• _THE TASK_:
Each record must be reproduced exactly as it is shown.

• _DATASET EXCERPTS_:
------------

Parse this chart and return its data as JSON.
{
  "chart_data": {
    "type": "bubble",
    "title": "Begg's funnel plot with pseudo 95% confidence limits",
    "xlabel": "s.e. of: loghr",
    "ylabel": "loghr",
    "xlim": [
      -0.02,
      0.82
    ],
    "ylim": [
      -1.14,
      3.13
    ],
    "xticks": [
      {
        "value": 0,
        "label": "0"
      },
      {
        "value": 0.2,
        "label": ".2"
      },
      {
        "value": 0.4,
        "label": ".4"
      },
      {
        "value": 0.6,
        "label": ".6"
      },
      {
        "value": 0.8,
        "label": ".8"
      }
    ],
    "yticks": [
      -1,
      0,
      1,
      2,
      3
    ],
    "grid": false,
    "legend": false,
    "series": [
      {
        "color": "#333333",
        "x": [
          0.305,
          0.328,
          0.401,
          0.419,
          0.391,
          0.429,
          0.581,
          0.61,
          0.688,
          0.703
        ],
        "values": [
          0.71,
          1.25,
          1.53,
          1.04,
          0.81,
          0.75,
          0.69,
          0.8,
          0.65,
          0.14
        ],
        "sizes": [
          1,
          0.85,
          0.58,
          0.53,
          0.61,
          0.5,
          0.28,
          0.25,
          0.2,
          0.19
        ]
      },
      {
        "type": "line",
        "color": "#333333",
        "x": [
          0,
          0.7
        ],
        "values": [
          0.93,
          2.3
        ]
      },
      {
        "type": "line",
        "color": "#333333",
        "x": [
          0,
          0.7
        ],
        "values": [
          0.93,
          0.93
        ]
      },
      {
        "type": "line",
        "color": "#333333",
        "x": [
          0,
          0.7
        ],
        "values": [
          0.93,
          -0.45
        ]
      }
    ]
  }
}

------------

• _WRITTEN SOLUTION_:
Parse this chart and return its data as JSON.
{
  "chart_data": {
    "type": "bubble",
    "title": "Begg's funnel plot with pseudo 95% confidence limits",
    "xlabel": "s.e. of: loghr",
    "ylabel": "loghr",
    "xlim": [
      -0.02,
      0.82
    ],
    "ylim": [
      -1.14,
      3.13
    ],
    "xticks": [
      {
        "value": 0,
        "label": "0"
      },
      {
        "value": 0.2,
        "label": ".2"
      },
      {
        "value": 0.4,
        "label": ".4"
      },
      {
        "value": 0.6,
        "label": ".6"
      },
      {
        "value": 0.8,
        "label": ".8"
      }
    ],
    "yticks": [
      -1,
      0,
      1,
      2,
      3
    ],
    "grid": false,
    "legend": false,
    "series": [
      {
        "color": "#333333",
        "x": [
          0.305,
          0.328,
          0.401,
          0.419,
          0.391,
          0.429,
          0.581,
          0.61,
          0.688,
          0.703
        ],
        "values": [
          0.71,
          1.25,
          1.53,
          1.04,
          0.81,
          0.75,
          0.69,
          0.8,
          0.65,
          0.14
        ],
        "sizes": [
          1,
          0.85,
          0.58,
          0.53,
          0.61,
          0.5,
          0.28,
          0.25,
          0.2,
          0.19
        ]
      },
      {
        "type": "line",
        "color": "#333333",
        "x": [
          0,
          0.7
        ],
        "values": [
          0.93,
          2.3
        ]
      },
      {
        "type": "line",
        "color": "#333333",
        "x": [
          0,
          0.7
        ],
        "values": [
          0.93,
          0.93
        ]
      },
      {
        "type": "line",
        "color": "#333333",
        "x": [
          0,
          0.7
        ],
        "values": [
          0.93,
          -0.45
        ]
      }
    ]
  }
}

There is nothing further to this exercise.